* DATA SHOWN

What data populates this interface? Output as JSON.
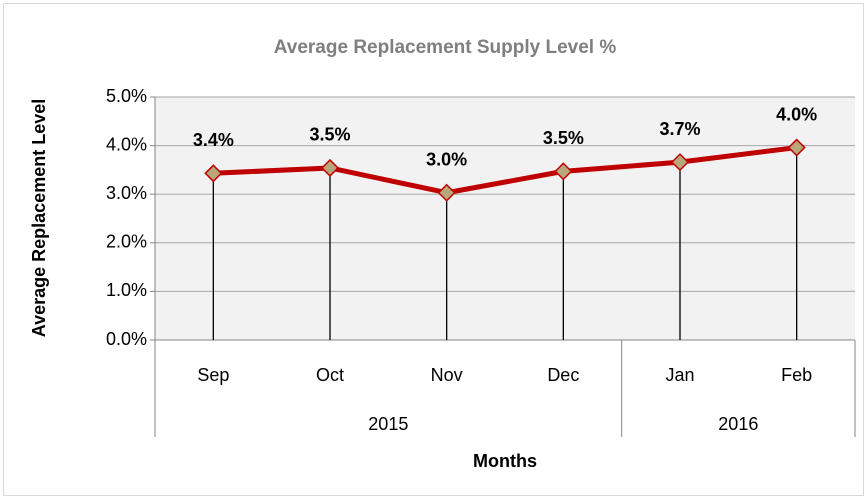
{
  "chart_data": {
    "type": "line",
    "title": "Average Replacement Supply Level %",
    "x_label": "Months",
    "y_label": "Average Replacement Level",
    "groups": [
      {
        "name": "2015",
        "categories": [
          "Sep",
          "Oct",
          "Nov",
          "Dec"
        ]
      },
      {
        "name": "2016",
        "categories": [
          "Jan",
          "Feb"
        ]
      }
    ],
    "values": [
      3.43,
      3.54,
      3.03,
      3.47,
      3.66,
      3.96
    ],
    "value_labels": [
      "3.4%",
      "3.5%",
      "3.0%",
      "3.5%",
      "3.7%",
      "4.0%"
    ],
    "color": "#c00000",
    "marker_color": "#b8a67c",
    "drop_lines": true,
    "ylim": [
      0,
      5
    ],
    "yticks": [
      {
        "value": 0,
        "label": "0.0%"
      },
      {
        "value": 1,
        "label": "1.0%"
      },
      {
        "value": 2,
        "label": "2.0%"
      },
      {
        "value": 3,
        "label": "3.0%"
      },
      {
        "value": 4,
        "label": "4.0%"
      },
      {
        "value": 5,
        "label": "5.0%"
      }
    ],
    "grid": true
  }
}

* THE TASK
Repeat each entry exactly as given; no pictures belong in the copy.

* RESPONSE TO THE EXERCISE
What data populates this interface? Output as JSON.
{
  "chart_data": {
    "type": "line",
    "title": "Average Replacement Supply Level %",
    "x_label": "Months",
    "y_label": "Average Replacement Level",
    "groups": [
      {
        "name": "2015",
        "categories": [
          "Sep",
          "Oct",
          "Nov",
          "Dec"
        ]
      },
      {
        "name": "2016",
        "categories": [
          "Jan",
          "Feb"
        ]
      }
    ],
    "values": [
      3.43,
      3.54,
      3.03,
      3.47,
      3.66,
      3.96
    ],
    "value_labels": [
      "3.4%",
      "3.5%",
      "3.0%",
      "3.5%",
      "3.7%",
      "4.0%"
    ],
    "color": "#c00000",
    "marker_color": "#b8a67c",
    "drop_lines": true,
    "ylim": [
      0,
      5
    ],
    "yticks": [
      {
        "value": 0,
        "label": "0.0%"
      },
      {
        "value": 1,
        "label": "1.0%"
      },
      {
        "value": 2,
        "label": "2.0%"
      },
      {
        "value": 3,
        "label": "3.0%"
      },
      {
        "value": 4,
        "label": "4.0%"
      },
      {
        "value": 5,
        "label": "5.0%"
      }
    ],
    "grid": true
  }
}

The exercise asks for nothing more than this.